**Отрывок:**
Он поведал о планах своего штаба. Основные силы Армии Людовой разворачивались тут, на Люблинщине, и отряд Метека был одним из крупных формирований. Роля-Жимерский, проведя инспекцию отряда, остался доволен Метеком и его бойцами. Он надеялся в самое короткое время создать под Люблином еще несколько отрядов.

— Бойцы найдутся, — говорил генерал. — Кроме того, нам близки батальоны хлопские, созданные крестьянской партией, хотя и есть у них этакая тенденция к автономии. Полагаю, руководство батальонов хлопских поймет все же, что действовать надо сообща.

Нас интересовала Варшава, немецкий гарнизон города, важные объекты, интересовало и то, как работает коммунистическое подполье.

— Есть люди, — коротко сказал Роля-Жимерский и улыбнулся, давая понять, что на большее он пока не уполномочен. Но тут же не удержался и рассказал о некоторых [282] диверсионных актах, проведенных Армией Людовой и партийным подпольем в самой Варшаве.

— Чем вам помочь? — напрямик спросил я. — Мы можем выделить некоторое количество оружия.

— Не откажемся, — сказал генерал. — Но самая главная помощь — это ваше присутствие здесь. Вы даже не представляете, как действует на людей один факт появления советских войск. Это поднимает дух, вдохновляет!

После обеда мы с Горой, посоветовавшись, обратились к Роля-Жимерскому и Метеку с просьбой принять от нас в подарок два пулемета с запасом патронов.

Наш дар был принят.

— Теперь просим навестить нас, — сказал я генералу и Метеку.

— Так сказать, требуется отдать ответный визит? — улыбнулся Роля-Жимерский.

— Как же иначе? Приезжайте завтра, если вам удобно...

Выяснилось, что это удобно.

К приезду Роля-Жимерского и Метека мы приготовили стол из московских гостинцев и, кроме того, сделали им маленький сюрприз.

Едва наши дозорные завидели коней польских товарищей, они дали знак. Навстречу гостям выехала тачанка с конными разведчиками.

Конные изображали почетный караул, а в тачанке сидел с баяном разведчик Жора Маевский. Он развернул мехи и заиграл польский национальный гимн. Тот гимн, который в годы оккупации запрещалось не только исполнять, но даже слушать.

**Предоставленные строки:**
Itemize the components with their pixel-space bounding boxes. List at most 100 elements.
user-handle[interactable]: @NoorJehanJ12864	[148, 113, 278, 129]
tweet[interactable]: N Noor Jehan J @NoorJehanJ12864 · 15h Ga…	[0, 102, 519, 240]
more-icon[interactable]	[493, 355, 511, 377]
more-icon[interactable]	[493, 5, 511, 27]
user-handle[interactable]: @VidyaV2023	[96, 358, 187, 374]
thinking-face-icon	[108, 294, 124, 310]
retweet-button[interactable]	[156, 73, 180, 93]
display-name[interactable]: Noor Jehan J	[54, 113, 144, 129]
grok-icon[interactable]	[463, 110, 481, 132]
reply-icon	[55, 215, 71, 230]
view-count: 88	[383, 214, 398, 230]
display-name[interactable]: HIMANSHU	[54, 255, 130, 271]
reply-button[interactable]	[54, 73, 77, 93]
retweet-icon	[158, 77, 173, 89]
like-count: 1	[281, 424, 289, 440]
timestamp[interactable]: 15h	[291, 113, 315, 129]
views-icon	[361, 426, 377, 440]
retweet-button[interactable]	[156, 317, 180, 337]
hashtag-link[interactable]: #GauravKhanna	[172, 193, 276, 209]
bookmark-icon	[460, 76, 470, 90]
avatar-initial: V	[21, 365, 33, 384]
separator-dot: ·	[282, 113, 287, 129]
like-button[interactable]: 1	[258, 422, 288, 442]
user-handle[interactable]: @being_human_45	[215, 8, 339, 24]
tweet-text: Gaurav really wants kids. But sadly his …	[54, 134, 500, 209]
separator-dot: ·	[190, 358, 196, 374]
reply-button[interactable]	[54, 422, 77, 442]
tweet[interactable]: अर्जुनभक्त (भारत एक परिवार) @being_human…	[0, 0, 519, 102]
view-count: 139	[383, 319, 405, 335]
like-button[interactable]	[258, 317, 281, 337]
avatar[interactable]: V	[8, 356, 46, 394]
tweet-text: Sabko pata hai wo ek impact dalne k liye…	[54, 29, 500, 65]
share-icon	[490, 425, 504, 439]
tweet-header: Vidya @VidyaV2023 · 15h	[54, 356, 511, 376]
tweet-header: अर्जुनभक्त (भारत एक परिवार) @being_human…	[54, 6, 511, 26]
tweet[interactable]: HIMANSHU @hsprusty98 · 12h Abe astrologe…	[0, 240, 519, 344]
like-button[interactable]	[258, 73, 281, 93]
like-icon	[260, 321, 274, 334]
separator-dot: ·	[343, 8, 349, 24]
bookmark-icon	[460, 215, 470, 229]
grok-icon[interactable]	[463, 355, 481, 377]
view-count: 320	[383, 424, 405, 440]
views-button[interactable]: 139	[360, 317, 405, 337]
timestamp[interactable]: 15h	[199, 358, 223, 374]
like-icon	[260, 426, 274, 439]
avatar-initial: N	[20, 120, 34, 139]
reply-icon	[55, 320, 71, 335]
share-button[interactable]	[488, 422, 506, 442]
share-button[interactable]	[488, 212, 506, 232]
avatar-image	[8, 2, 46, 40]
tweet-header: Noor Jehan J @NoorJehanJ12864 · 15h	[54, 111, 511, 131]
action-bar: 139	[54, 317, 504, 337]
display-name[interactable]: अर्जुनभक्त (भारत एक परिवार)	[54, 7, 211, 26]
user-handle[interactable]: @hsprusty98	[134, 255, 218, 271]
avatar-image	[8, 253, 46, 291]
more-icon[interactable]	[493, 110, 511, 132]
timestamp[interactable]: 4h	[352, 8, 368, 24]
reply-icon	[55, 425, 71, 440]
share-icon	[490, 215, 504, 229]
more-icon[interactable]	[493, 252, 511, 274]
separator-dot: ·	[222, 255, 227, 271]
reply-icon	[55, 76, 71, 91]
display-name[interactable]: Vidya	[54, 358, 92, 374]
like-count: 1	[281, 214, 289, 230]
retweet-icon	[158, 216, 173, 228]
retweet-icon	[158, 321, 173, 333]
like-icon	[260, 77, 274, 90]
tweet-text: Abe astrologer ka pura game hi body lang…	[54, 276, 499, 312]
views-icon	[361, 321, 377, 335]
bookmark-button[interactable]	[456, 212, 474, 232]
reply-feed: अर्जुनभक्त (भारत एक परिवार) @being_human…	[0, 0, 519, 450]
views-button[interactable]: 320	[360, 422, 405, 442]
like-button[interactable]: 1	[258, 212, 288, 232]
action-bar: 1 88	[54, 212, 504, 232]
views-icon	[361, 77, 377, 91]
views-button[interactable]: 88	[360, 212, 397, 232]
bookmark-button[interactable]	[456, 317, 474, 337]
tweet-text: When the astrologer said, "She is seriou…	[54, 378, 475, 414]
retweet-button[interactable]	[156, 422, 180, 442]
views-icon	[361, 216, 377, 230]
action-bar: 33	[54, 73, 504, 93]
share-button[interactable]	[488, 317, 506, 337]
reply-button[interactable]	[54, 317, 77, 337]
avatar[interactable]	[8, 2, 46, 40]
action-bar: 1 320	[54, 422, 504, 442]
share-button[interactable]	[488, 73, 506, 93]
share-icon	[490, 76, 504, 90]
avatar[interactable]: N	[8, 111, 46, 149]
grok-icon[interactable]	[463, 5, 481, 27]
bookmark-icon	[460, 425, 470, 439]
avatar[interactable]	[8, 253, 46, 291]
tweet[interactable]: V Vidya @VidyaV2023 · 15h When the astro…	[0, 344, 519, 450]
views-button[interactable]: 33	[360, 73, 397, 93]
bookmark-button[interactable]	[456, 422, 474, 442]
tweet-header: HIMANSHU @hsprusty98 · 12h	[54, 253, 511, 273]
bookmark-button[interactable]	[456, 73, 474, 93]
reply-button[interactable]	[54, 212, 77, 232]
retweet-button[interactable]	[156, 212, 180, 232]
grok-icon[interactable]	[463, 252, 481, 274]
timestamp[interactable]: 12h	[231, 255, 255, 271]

**Задания:**
A – Что, согласно отрывку о встрече с Роля-Жимерским, после обеда предложили в подарок генералу и Метеку?
B – Выведите без изменений часть отрывка о встрече с Роля-Жимерским: начните со слов «Он поведал о» и остановитесь после слов «еще несколько отрядов.».
C – Продолжите отрывок о встрече с Роля-Жимерским с того места, на котором он заканчивается.
Строки взяты не из того источника, что отрывок.

**Ответы:**
A – Два пулемета с запасом патронов.

B –
Он поведал о планах своего штаба. Основные силы Армии Людовой разворачивались тут, на Люблинщине, и отряд Метека был одним из крупных формирований. Роля-Жимерский, проведя инспекцию отряда, остался доволен Метеком и его бойцами. Он надеялся в самое короткое время создать под Люблином еще несколько отрядов.

C –
Наши партизаны были далеко не сентиментальными людьми. Но видя, как открыто плачут, слушая свой гимн, польские крестьяне, они покашливали, опускали глаза.

Гости подъехали к штабу.

Роля-Жимерский ступил на землю.

Тут Жора после минутной паузы вновь припал щекой к баяну. Зазвучала мелодия «Интернационала».

Все стояли навытяжку, взяв под козырек, и слушали гимн, который одинаково трогает сердца всех честных людей, к какой бы национальности они ни принадлежали...

Я познакомил Роля-Жимерского и Метека с работниками штаба, показал наш радиоузел и пеленгаторную станцию. [283]

А на прощание мы торжественно передали отряду Метека в знак вечной братской дружбы автоматы, винтовки и два противотанковых ружья.

Роля-Жимерский и Метек остались довольны подарком...

* * *

Получив накануне первого мая большое количество взрывчатых веществ и различной подрывной техники, мы обрели наконец возможность ударить по коммуникациям врага и в Польше.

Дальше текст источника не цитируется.